### [WHAT YOU NEED TO DO]
Using the listing below, copy every line that mentions "name".

### [DATA LISTING]
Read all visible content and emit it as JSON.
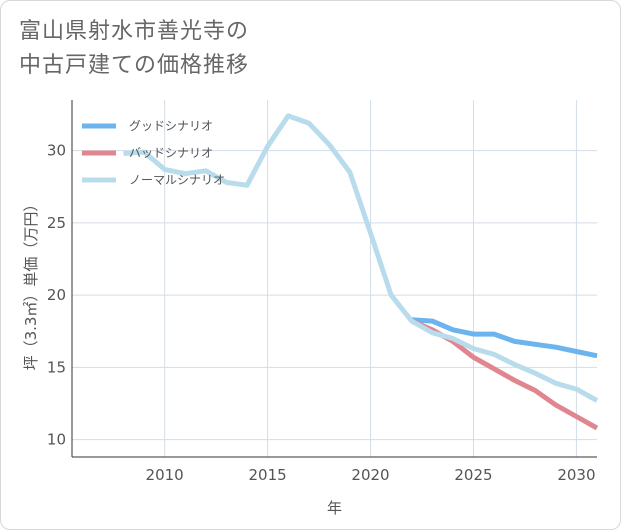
{
  "title_lines": [
    "富山県射水市善光寺の",
    "中古戸建ての価格推移"
  ],
  "chart_data": {
    "type": "line",
    "title": "富山県射水市善光寺の中古戸建ての価格推移",
    "xlabel": "年",
    "ylabel": "坪（3.3㎡）単価（万円）",
    "xlim": [
      2005.5,
      2031
    ],
    "ylim": [
      8.8,
      33.5
    ],
    "xticks": [
      2010,
      2015,
      2020,
      2025,
      2030
    ],
    "yticks": [
      10,
      15,
      20,
      25,
      30
    ],
    "grid": true,
    "legend_position": "top-left",
    "series": [
      {
        "name": "グッドシナリオ",
        "color": "#6cb4ee",
        "x": [
          2022,
          2023,
          2024,
          2025,
          2026,
          2027,
          2028,
          2029,
          2030,
          2031
        ],
        "y": [
          18.3,
          18.2,
          17.6,
          17.3,
          17.3,
          16.8,
          16.6,
          16.4,
          16.1,
          15.8
        ]
      },
      {
        "name": "バッドシナリオ",
        "color": "#e0868f",
        "x": [
          2022,
          2023,
          2024,
          2025,
          2026,
          2027,
          2028,
          2029,
          2030,
          2031
        ],
        "y": [
          18.2,
          17.6,
          16.8,
          15.7,
          14.9,
          14.1,
          13.4,
          12.4,
          11.6,
          10.8
        ]
      },
      {
        "name": "ノーマルシナリオ",
        "color": "#b8dcec",
        "x": [
          2008,
          2009,
          2010,
          2011,
          2012,
          2013,
          2014,
          2015,
          2016,
          2017,
          2018,
          2019,
          2020,
          2021,
          2022,
          2023,
          2024,
          2025,
          2026,
          2027,
          2028,
          2029,
          2030,
          2031
        ],
        "y": [
          29.8,
          29.9,
          28.7,
          28.4,
          28.6,
          27.8,
          27.6,
          30.3,
          32.4,
          31.9,
          30.4,
          28.5,
          24.3,
          20.0,
          18.2,
          17.4,
          17.0,
          16.3,
          15.9,
          15.2,
          14.6,
          13.9,
          13.5,
          12.7
        ]
      }
    ]
  }
}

### [WRITTEN REPLY]
        "name": "グッドシナリオ",
        "name": "バッドシナリオ",
        "name": "ノーマルシナリオ",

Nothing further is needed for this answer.